TASK BRIEF>
From the listing below, pull out the lines that hold "think".
--- begin ---
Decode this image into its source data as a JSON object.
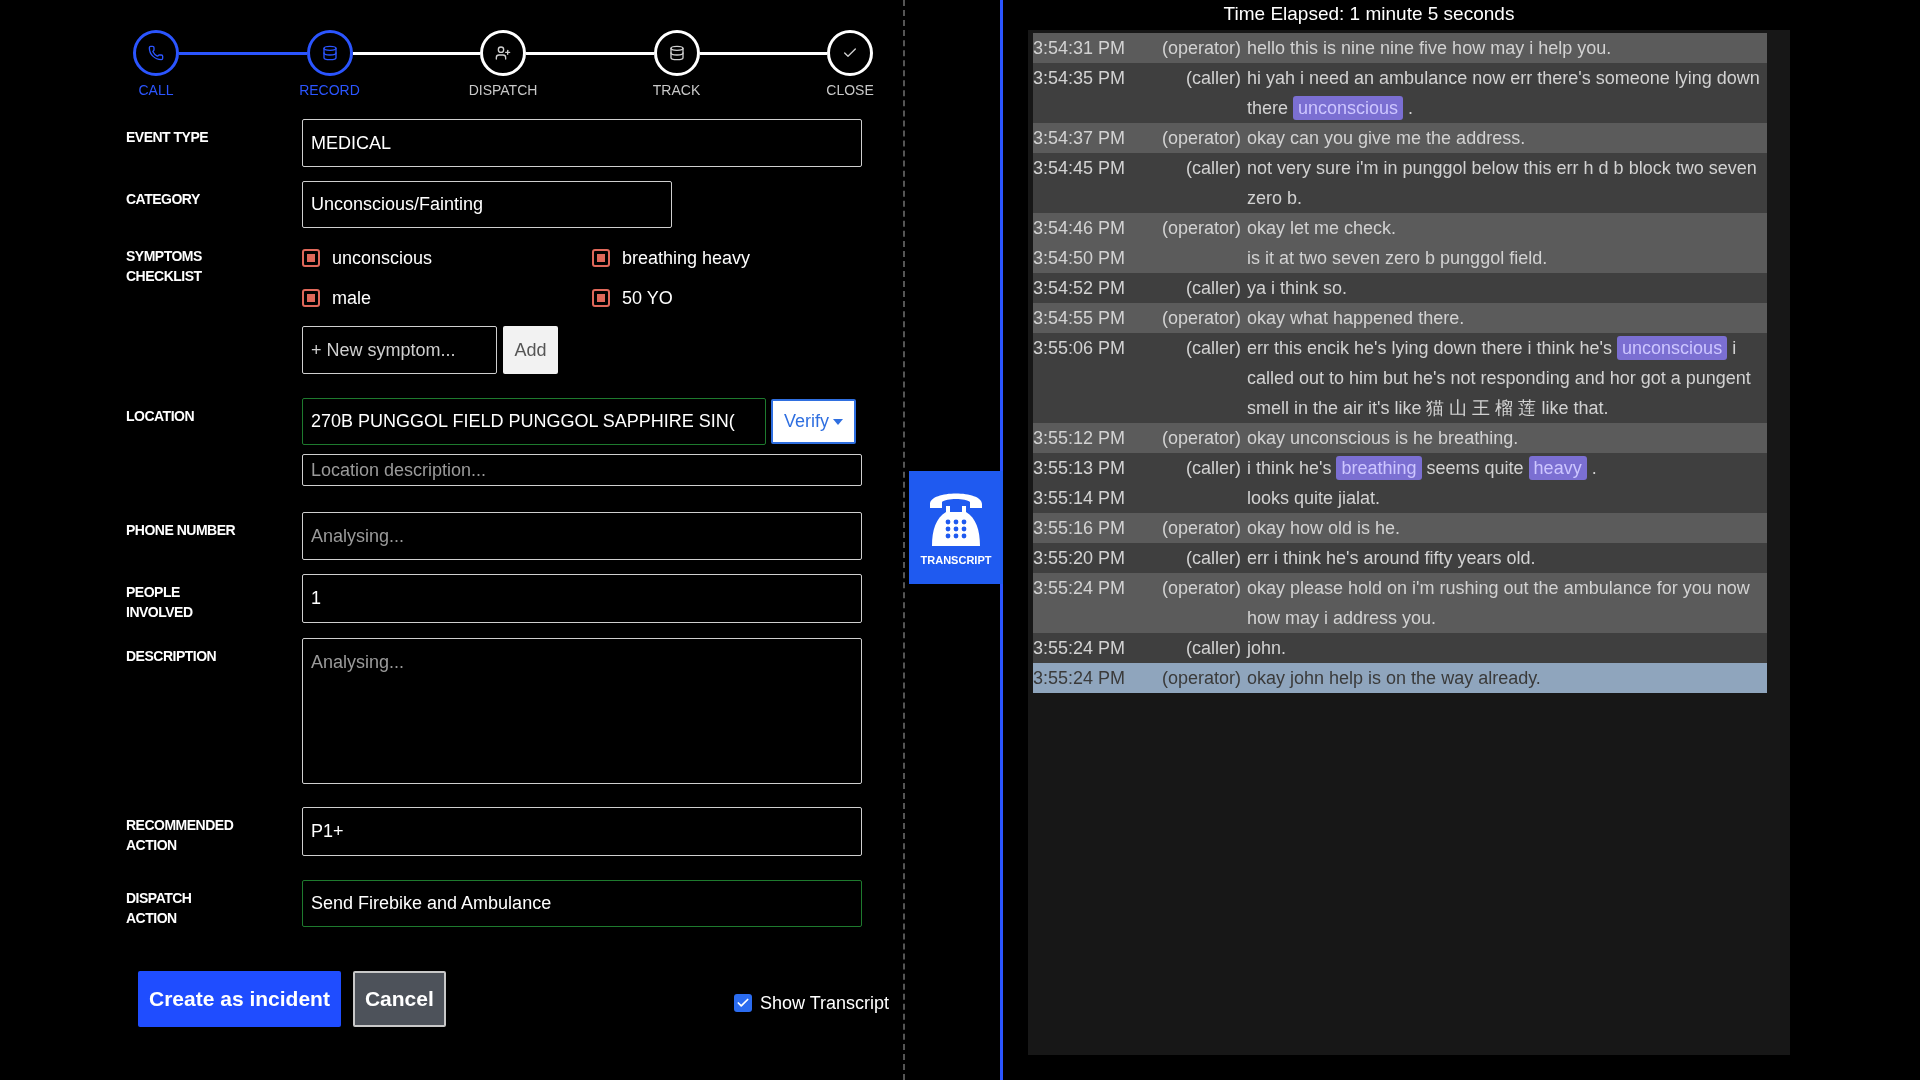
{
  "stepper": [
    {
      "label": "CALL",
      "active": true
    },
    {
      "label": "RECORD",
      "active": true
    },
    {
      "label": "DISPATCH",
      "active": false
    },
    {
      "label": "TRACK",
      "active": false
    },
    {
      "label": "CLOSE",
      "active": false
    }
  ],
  "form": {
    "event_type": {
      "label": "EVENT TYPE",
      "value": "MEDICAL"
    },
    "category": {
      "label": "CATEGORY",
      "value": "Unconscious/Fainting"
    },
    "symptoms": {
      "label": "SYMPTOMS CHECKLIST",
      "items": [
        {
          "text": "unconscious",
          "checked": true
        },
        {
          "text": "breathing heavy",
          "checked": true
        },
        {
          "text": "male",
          "checked": true
        },
        {
          "text": "50 YO",
          "checked": true
        }
      ],
      "new_placeholder": "+ New symptom...",
      "add_button": "Add"
    },
    "location": {
      "label": "LOCATION",
      "value": "270B PUNGGOL FIELD PUNGGOL SAPPHIRE SIN(",
      "validated": true,
      "verify_button": "Verify",
      "description_placeholder": "Location description..."
    },
    "phone_number": {
      "label": "PHONE NUMBER",
      "placeholder": "Analysing..."
    },
    "people_involved": {
      "label": "PEOPLE INVOLVED",
      "value": "1"
    },
    "description": {
      "label": "DESCRIPTION",
      "placeholder": "Analysing..."
    },
    "recommended_action": {
      "label": "RECOMMENDED ACTION",
      "value": "P1+"
    },
    "dispatch_action": {
      "label": "DISPATCH ACTION",
      "value": "Send Firebike and Ambulance",
      "validated": true
    }
  },
  "actions": {
    "create_button": "Create as incident",
    "cancel_button": "Cancel",
    "show_transcript": {
      "label": "Show Transcript",
      "checked": true
    }
  },
  "transcript_tab": {
    "label": "TRANSCRIPT"
  },
  "transcript": {
    "title": "Time Elapsed: 1 minute 5 seconds",
    "blocks": [
      {
        "kind": "operator",
        "speaker": "(operator)",
        "selected": false,
        "lines": [
          {
            "time": "3:54:31 PM",
            "segments": [
              {
                "text": "hello this is nine nine five how may i help you.",
                "highlighted": false
              }
            ]
          }
        ]
      },
      {
        "kind": "caller",
        "speaker": "(caller)",
        "selected": false,
        "lines": [
          {
            "time": "3:54:35 PM",
            "segments": [
              {
                "text": "hi yah i need an ambulance now err there's someone lying down there",
                "highlighted": false
              },
              {
                "text": "unconscious",
                "highlighted": true
              },
              {
                "text": ".",
                "highlighted": false
              }
            ]
          }
        ]
      },
      {
        "kind": "operator",
        "speaker": "(operator)",
        "selected": false,
        "lines": [
          {
            "time": "3:54:37 PM",
            "segments": [
              {
                "text": "okay can you give me the address.",
                "highlighted": false
              }
            ]
          }
        ]
      },
      {
        "kind": "caller",
        "speaker": "(caller)",
        "selected": false,
        "lines": [
          {
            "time": "3:54:45 PM",
            "segments": [
              {
                "text": "not very sure i'm in punggol below this err h d b block two seven zero b.",
                "highlighted": false
              }
            ]
          }
        ]
      },
      {
        "kind": "operator",
        "speaker": "(operator)",
        "selected": false,
        "lines": [
          {
            "time": "3:54:46 PM",
            "segments": [
              {
                "text": "okay let me check.",
                "highlighted": false
              }
            ]
          },
          {
            "time": "3:54:50 PM",
            "segments": [
              {
                "text": "is it at two seven zero b punggol field.",
                "highlighted": false
              }
            ]
          }
        ]
      },
      {
        "kind": "caller",
        "speaker": "(caller)",
        "selected": false,
        "lines": [
          {
            "time": "3:54:52 PM",
            "segments": [
              {
                "text": "ya i think so.",
                "highlighted": false
              }
            ]
          }
        ]
      },
      {
        "kind": "operator",
        "speaker": "(operator)",
        "selected": false,
        "lines": [
          {
            "time": "3:54:55 PM",
            "segments": [
              {
                "text": "okay what happened there.",
                "highlighted": false
              }
            ]
          }
        ]
      },
      {
        "kind": "caller",
        "speaker": "(caller)",
        "selected": false,
        "lines": [
          {
            "time": "3:55:06 PM",
            "segments": [
              {
                "text": "err this encik he's lying down there i think he's",
                "highlighted": false
              },
              {
                "text": "unconscious",
                "highlighted": true
              },
              {
                "text": "i called out to him but he's not responding and hor got a pungent smell in the air it's like 猫 山 王 榴 莲 like that.",
                "highlighted": false
              }
            ]
          }
        ]
      },
      {
        "kind": "operator",
        "speaker": "(operator)",
        "selected": false,
        "lines": [
          {
            "time": "3:55:12 PM",
            "segments": [
              {
                "text": "okay unconscious is he breathing.",
                "highlighted": false
              }
            ]
          }
        ]
      },
      {
        "kind": "caller",
        "speaker": "(caller)",
        "selected": false,
        "lines": [
          {
            "time": "3:55:13 PM",
            "segments": [
              {
                "text": "i think he's",
                "highlighted": false
              },
              {
                "text": "breathing",
                "highlighted": true
              },
              {
                "text": "seems quite",
                "highlighted": false
              },
              {
                "text": "heavy",
                "highlighted": true
              },
              {
                "text": ".",
                "highlighted": false
              }
            ]
          },
          {
            "time": "3:55:14 PM",
            "segments": [
              {
                "text": "looks quite jialat.",
                "highlighted": false
              }
            ]
          }
        ]
      },
      {
        "kind": "operator",
        "speaker": "(operator)",
        "selected": false,
        "lines": [
          {
            "time": "3:55:16 PM",
            "segments": [
              {
                "text": "okay how old is he.",
                "highlighted": false
              }
            ]
          }
        ]
      },
      {
        "kind": "caller",
        "speaker": "(caller)",
        "selected": false,
        "lines": [
          {
            "time": "3:55:20 PM",
            "segments": [
              {
                "text": "err i think he's around fifty years old.",
                "highlighted": false
              }
            ]
          }
        ]
      },
      {
        "kind": "operator",
        "speaker": "(operator)",
        "selected": false,
        "lines": [
          {
            "time": "3:55:24 PM",
            "segments": [
              {
                "text": "okay please hold on i'm rushing out the ambulance for you now how may i address you.",
                "highlighted": false
              }
            ]
          }
        ]
      },
      {
        "kind": "caller",
        "speaker": "(caller)",
        "selected": false,
        "lines": [
          {
            "time": "3:55:24 PM",
            "segments": [
              {
                "text": "john.",
                "highlighted": false
              }
            ]
          }
        ]
      },
      {
        "kind": "operator",
        "speaker": "(operator)",
        "selected": true,
        "lines": [
          {
            "time": "3:55:24 PM",
            "segments": [
              {
                "text": "okay john help is on the way already.",
                "highlighted": false
              }
            ]
          }
        ]
      }
    ]
  }
}
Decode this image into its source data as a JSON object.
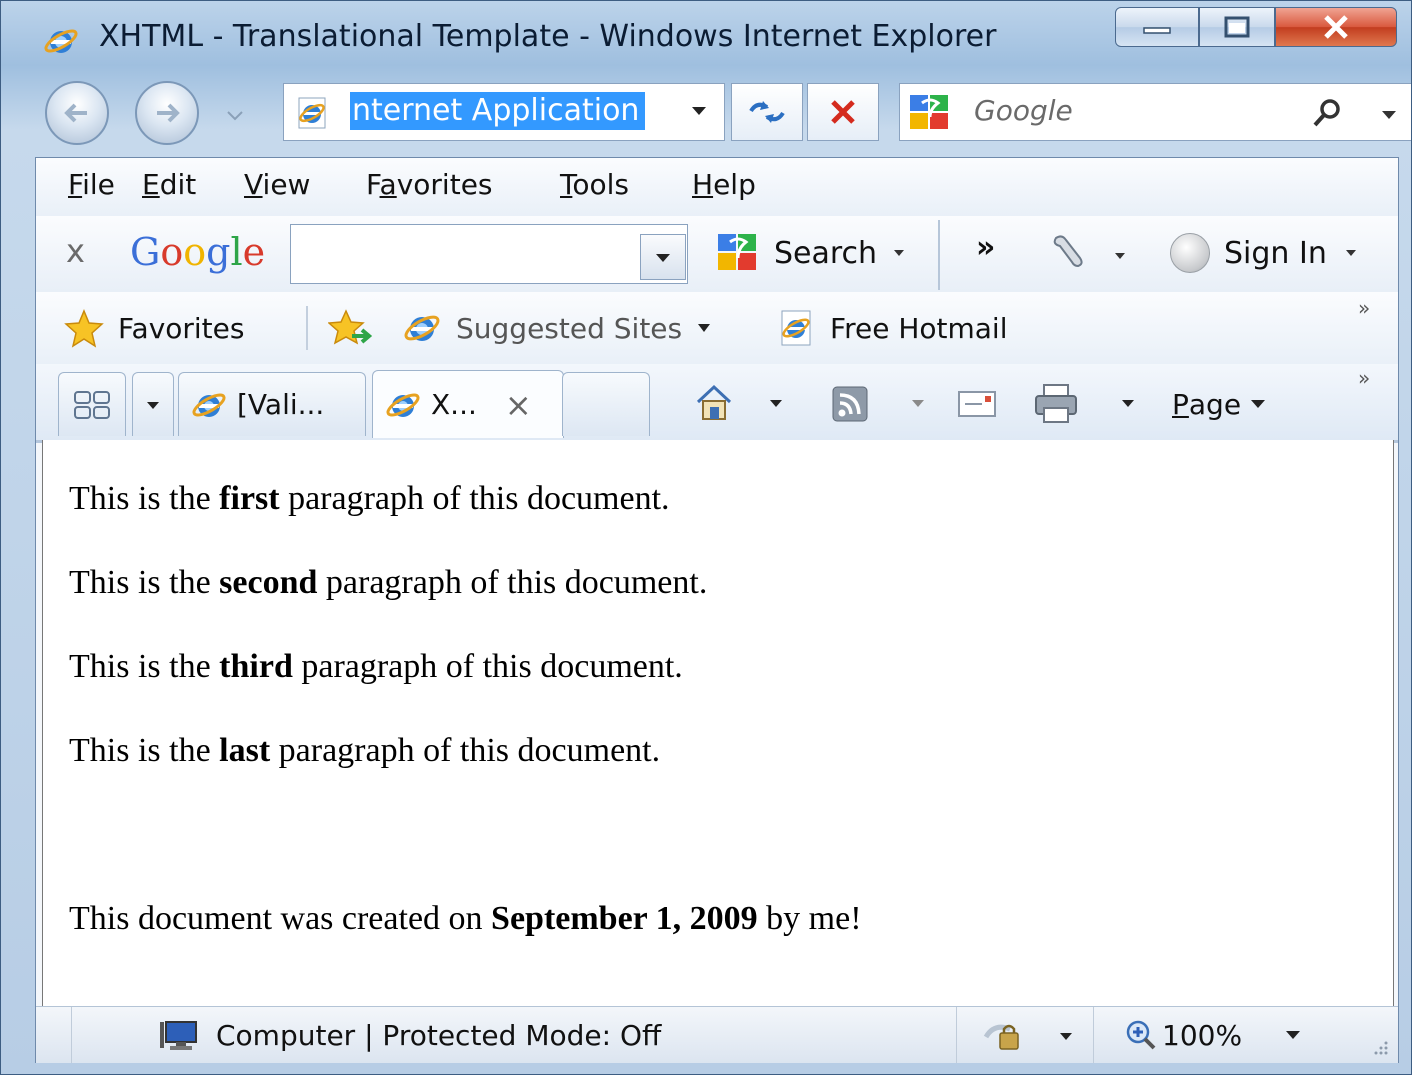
{
  "window": {
    "title": "XHTML - Translational Template - Windows Internet Explorer"
  },
  "address": {
    "value": "nternet Application"
  },
  "google_box": {
    "placeholder": "Google"
  },
  "menubar": {
    "items": [
      {
        "label": "File",
        "underline": "F"
      },
      {
        "label": "Edit",
        "underline": "E"
      },
      {
        "label": "View",
        "underline": "V"
      },
      {
        "label": "Favorites",
        "underline": "a"
      },
      {
        "label": "Tools",
        "underline": "T"
      },
      {
        "label": "Help",
        "underline": "H"
      }
    ]
  },
  "google_toolbar": {
    "close": "x",
    "logo": "Google",
    "search_label": "Search",
    "more": "»",
    "signin_label": "Sign In"
  },
  "favorites_bar": {
    "favorites_label": "Favorites",
    "suggested_label": "Suggested Sites",
    "hotmail_label": "Free Hotmail",
    "overflow": "»"
  },
  "tabs": {
    "items": [
      {
        "label": "[Vali...",
        "active": false
      },
      {
        "label": "X...",
        "active": true,
        "close": "×"
      }
    ],
    "page_menu": "Page",
    "overflow": "»"
  },
  "document": {
    "paragraphs": [
      {
        "before": "This is the ",
        "bold": "first",
        "after": " paragraph of this document."
      },
      {
        "before": "This is the ",
        "bold": "second",
        "after": " paragraph of this document."
      },
      {
        "before": "This is the ",
        "bold": "third",
        "after": " paragraph of this document."
      },
      {
        "before": "This is the ",
        "bold": "last",
        "after": " paragraph of this document."
      },
      {
        "before": "This document was created on ",
        "bold": "September 1, 2009",
        "after": " by me!"
      }
    ]
  },
  "statusbar": {
    "zone": "Computer | Protected Mode: Off",
    "zoom": "100%"
  },
  "icons": {
    "ie": "ie-icon",
    "back": "back-arrow-icon",
    "forward": "forward-arrow-icon",
    "refresh": "refresh-icon",
    "stop": "stop-icon",
    "google": "google-icon",
    "search": "magnifier-icon",
    "wrench": "wrench-icon",
    "star": "star-icon",
    "home": "home-icon",
    "feed": "feed-icon",
    "mail": "mail-icon",
    "print": "print-icon",
    "zoom": "zoom-icon",
    "quicktabs": "quick-tabs-icon"
  },
  "colors": {
    "selection": "#3399ff",
    "frame": "#6f8aab",
    "close_button": "#c23d1f"
  }
}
--- end ---
ANSWER FOR THIS EXERCISE>
                "text": "ya i think so.",
                "text": "err this encik he's lying down there i think he's",
                "text": "i think he's",
                "text": "err i think he's around fifty years old.",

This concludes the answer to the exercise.